§ **Source passage**
With last week’s nullification of his election by the tribunal, what’s the fate of Governor Douye Diri of Bayelsa State, asks Onungwe Obe
The popular saying that it is not over until it is over appears to be playing out in Bayelsa State, where the election tribunal that tried cases arising from the November 16th, 2019 governorship election in the state, in a split judgment, nullified the election of Senator Douye Diri and ordered the Independent National Electoral Commission (INEC) to conduct fresh election to fill the vacant position within 90 days.
The tribunal had granted the petition filed by the Advanced Nigeria Democratic Party (ANDP) and its candidate, King George, claiming that INEC wrongfully disqualified them from participating in the election and therefore prayed for the cancellation of the election.
But for his right to remain in office while his appeal against the judgment of the tribunal is pending, Diri would have been thrown out of Creek Haven, Yenagoa, the seat of government in Bayelsa State. But while he and the other parties to the election wait, Diri and the Peoples Democratic Party (PDP), his political rival, would be waiting with bated breath.
Prejudging the outcome of the appeals that have been filed against the judgment, the unexpected verdict of the tribunal might have reset things in Bayesla State. Political actors have again begun re-strategising should the worst happen and the appeals to overturn the tribunal’s verdict are granted.
Governor Diri, who himself was caught unawares by the judgment immediately swung into action, making moves to win over friends, who had left him, because of his failure to patronise them as well as party men that helped him to win the election, including the court action that eventually brought him to office.

§ **The exercise**
According to the report on the Bayelsa governorship ruling, within how many days did the tribunal order INEC to hold a fresh election?

(Annotated region listings)
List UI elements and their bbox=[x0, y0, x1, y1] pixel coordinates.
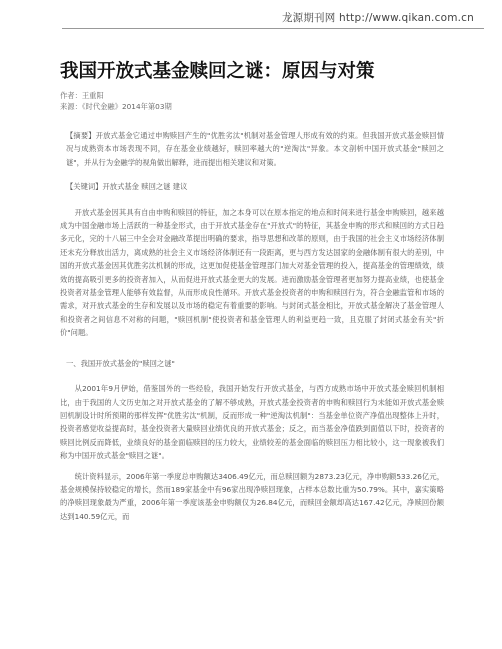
article-abstract: 【摘要】开放式基金它通过申购赎回产生的"优胜劣汰"机制对基金管理人形成有效的约束。但我国开放式基金赎回情况与成熟资本市场表现不同，存在基金业绩越好，赎回率越大的"逆淘汰"异象。本文剖析中国开放式基金"赎回之谜"，并从行为金融学的视角做出解释，进而提出相关建议和对策。 bbox=[66, 131, 444, 167]
body-paragraph: 开放式基金因其具有自由申购和赎回的特征，加之本身可以在原本指定的地点和时间来进行基金申购赎回，越来越成为中国金融市场上活跃的一种基金形式，由于开放式基金存在"开放式"的特征，其基金申购的形式和赎回的方式日趋多元化，完的十八届三中全会对金融改革提出明确的要求，指导思想和改革的原则，由于我国的社会主义市场经济体制还未充分释放出活力，离成熟的社会主义市场经济体制还有一段距离，更与西方发达国家的金融体制有很大的差别，中国的开放式基金因其优胜劣汰机制的形成，这更加促使基金管理部门加大对基金管理的投入，提高基金的管理绩效，绩效的提高吸引更多的投资者加入，从而促进开放式基金更大的发展。进而激励基金管理者更加努力提高业绩，也使基金投资者对基金管理人能够有效监督，从而形成良性循环。开放式基金投资者的申购和赎回行为，符合金融监管和市场的需求，对开放式基金的生存和发展以及市场的稳定有着重要的影响。与封闭式基金相比，开放式基金解决了基金管理人和投资者之间信息不对称的问题，"赎回机制"使投资者和基金管理人的利益更趋一致，且克服了封闭式基金有关"折价"问题。 bbox=[60, 207, 444, 338]
site-header[interactable]: 龙源期刊网 http://www.qikan.com.cn bbox=[281, 12, 474, 24]
header-divider bbox=[62, 28, 484, 29]
article-title: 我国开放式基金赎回之谜：原因与对策 bbox=[60, 61, 375, 82]
article-keywords: 【关键词】开放式基金 赎回之谜 建议 bbox=[66, 182, 188, 192]
body-paragraph: 统计资料显示，2006年第一季度总申购额达3406.49亿元，而总赎回额为2873.23亿元，净申购额533.26亿元，基金规模保持较稳定的增长，然而189家基金中有96家出现净赎回现象，占样本总数比重为50.79%。其中，嘉实策略的净赎回现象最为严重，2006年第一季度该基金申购额仅为26.84亿元，而赎回金额却高达167.42亿元，净赎回份额达到140.59亿元，而 bbox=[60, 471, 444, 521]
section-heading: 一、我国开放式基金的"赎回之谜" bbox=[66, 358, 175, 368]
article-author: 作者：王重阳 bbox=[60, 91, 104, 100]
article-source: 来源：《时代金融》2014年第03期 bbox=[60, 102, 172, 111]
article-content bbox=[60, 60, 444, 523]
body-paragraph: 从2001年9月伊始，借鉴国外的一些经验，我国开始发行开放式基金，与西方成熟市场中开放式基金赎回机制相比，由于我国的人文历史加之对开放式基金的了解不够成熟，开放式基金投资者的申购和赎回行为未能如开放式基金赎回机制设计时所预期的那样发挥"优胜劣汰"机制，反而形成一种"逆淘汰机制"：当基金单位资产净值出现整体上升时，投资者感觉收益提高时，基金投资者大量赎回业绩优良的开放式基金；反之，而当基金净值跌到面值以下时，投资者的赎回比例反而降低，业绩良好的基金面临赎回的压力较大，业绩较差的基金面临的赎回压力相比较小，这一现象被我们称为中国开放式基金"赎回之谜"。 bbox=[60, 384, 444, 461]
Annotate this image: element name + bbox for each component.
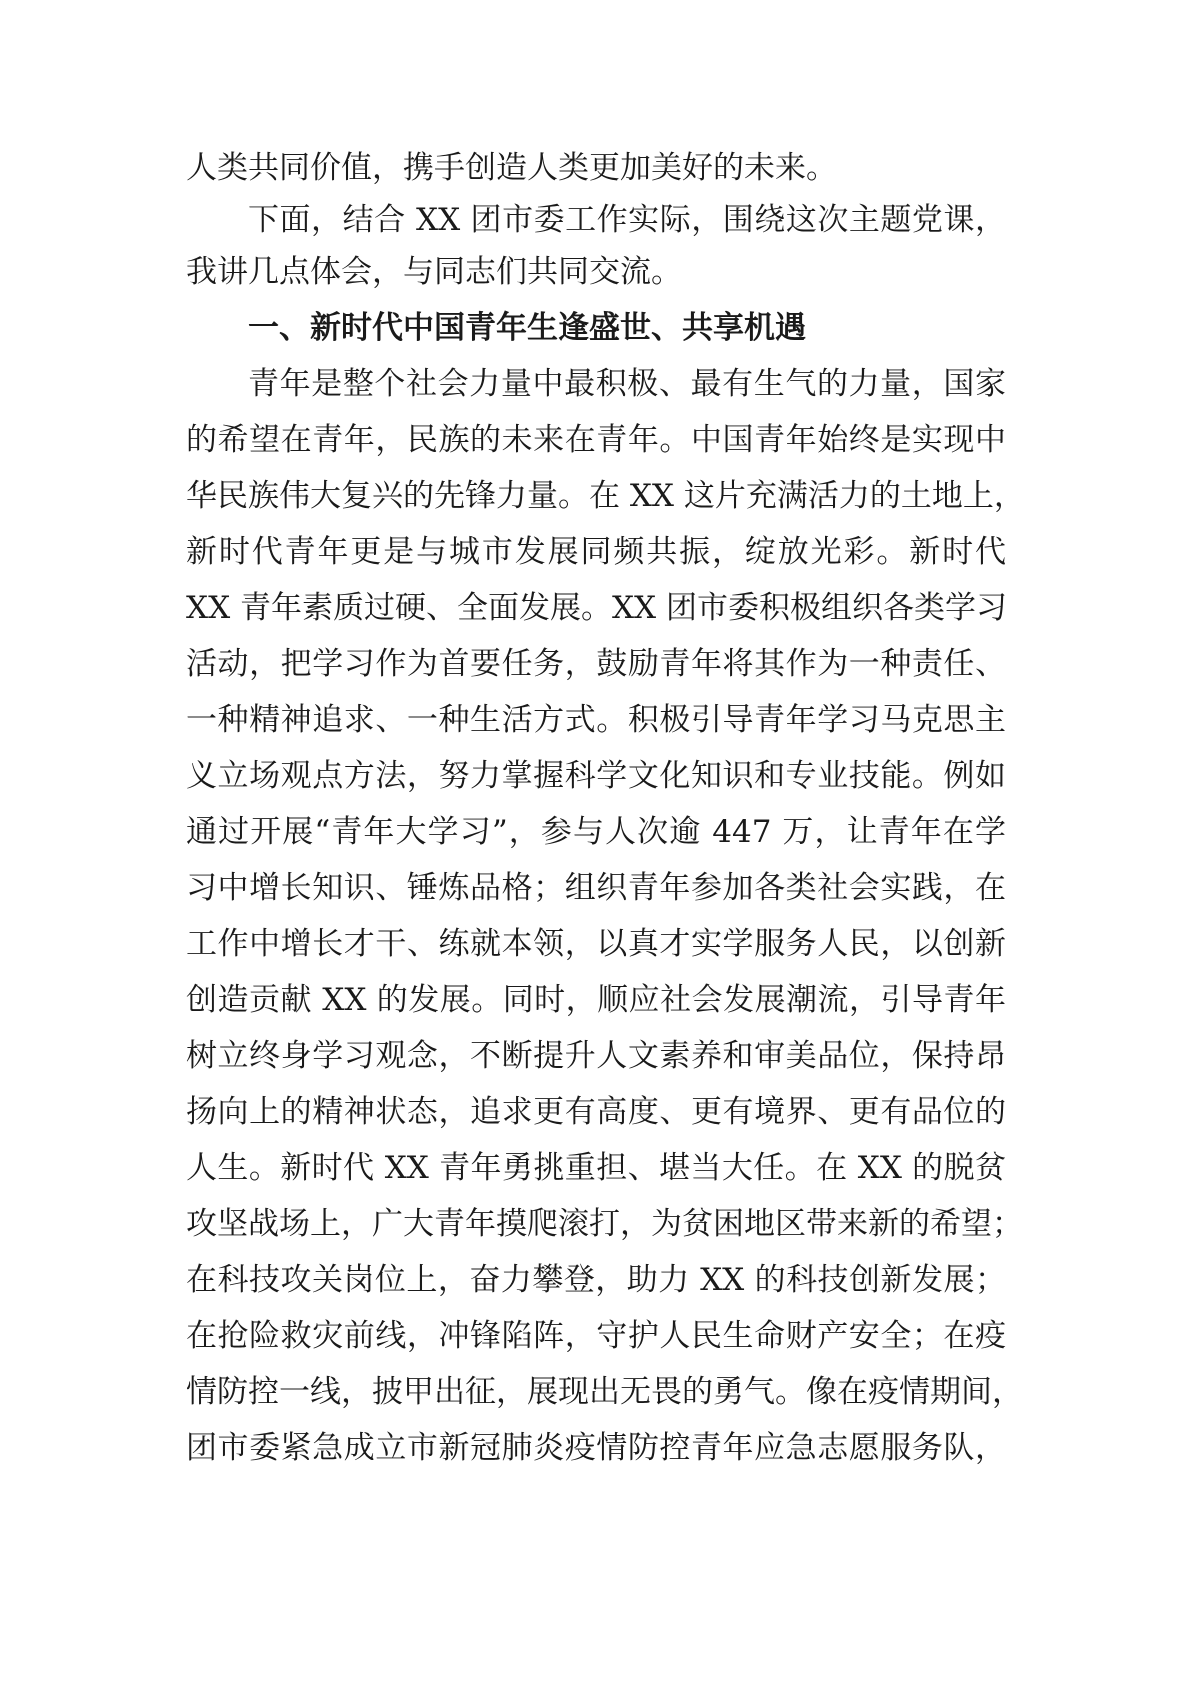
text-line: 下面，结合 XX 团市委工作实际，围绕这次主题党课， [248, 202, 1006, 238]
text-line: 树立终身学习观念，不断提升人文素养和审美品位，保持昂 [186, 1038, 1006, 1074]
text-line: XX 青年素质过硬、全面发展。XX 团市委积极组织各类学习 [186, 590, 1007, 626]
text-line: 团市委紧急成立市新冠肺炎疫情防控青年应急志愿服务队， [186, 1430, 1006, 1466]
text-line: 活动，把学习作为首要任务，鼓励青年将其作为一种责任、 [186, 646, 1006, 682]
text-line: 新时代青年更是与城市发展同频共振，绽放光彩。新时代 [186, 534, 1006, 570]
text-line: 的希望在青年，民族的未来在青年。中国青年始终是实现中 [186, 422, 1006, 458]
text-line: 习中增长知识、锤炼品格；组织青年参加各类社会实践，在 [186, 870, 1006, 906]
text-line: 创造贡献 XX 的发展。同时，顺应社会发展潮流，引导青年 [186, 982, 1006, 1018]
text-line: 情防控一线，披甲出征，展现出无畏的勇气。像在疫情期间， [186, 1374, 1023, 1410]
text-line: 扬向上的精神状态，追求更有高度、更有境界、更有品位的 [186, 1094, 1006, 1130]
section-heading: 一、新时代中国青年生逢盛世、共享机遇 [248, 310, 806, 346]
text-line: 一种精神追求、一种生活方式。积极引导青年学习马克思主 [186, 702, 1006, 738]
text-line: 华民族伟大复兴的先锋力量。在 XX 这片充满活力的土地上， [186, 478, 1025, 514]
text-line: 义立场观点方法，努力掌握科学文化知识和专业技能。例如 [186, 758, 1006, 794]
text-line: 人生。新时代 XX 青年勇挑重担、堪当大任。在 XX 的脱贫 [186, 1150, 1006, 1186]
text-line: 人类共同价值，携手创造人类更加美好的未来。 [186, 150, 837, 186]
text-line: 工作中增长才干、练就本领，以真才实学服务人民，以创新 [186, 926, 1006, 962]
text-line: 青年是整个社会力量中最积极、最有生气的力量，国家 [248, 366, 1006, 402]
text-line: 我讲几点体会，与同志们共同交流。 [186, 254, 682, 290]
text-line: 在抢险救灾前线，冲锋陷阵，守护人民生命财产安全；在疫 [186, 1318, 1006, 1354]
text-line: 通过开展“青年大学习”，参与人次逾 447 万，让青年在学 [186, 814, 1006, 850]
text-line: 攻坚战场上，广大青年摸爬滚打，为贫困地区带来新的希望； [186, 1206, 1023, 1242]
text-line: 在科技攻关岗位上，奋力攀登，助力 XX 的科技创新发展； [186, 1262, 1006, 1298]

§ **Answer to the exercise**
Within 90 days.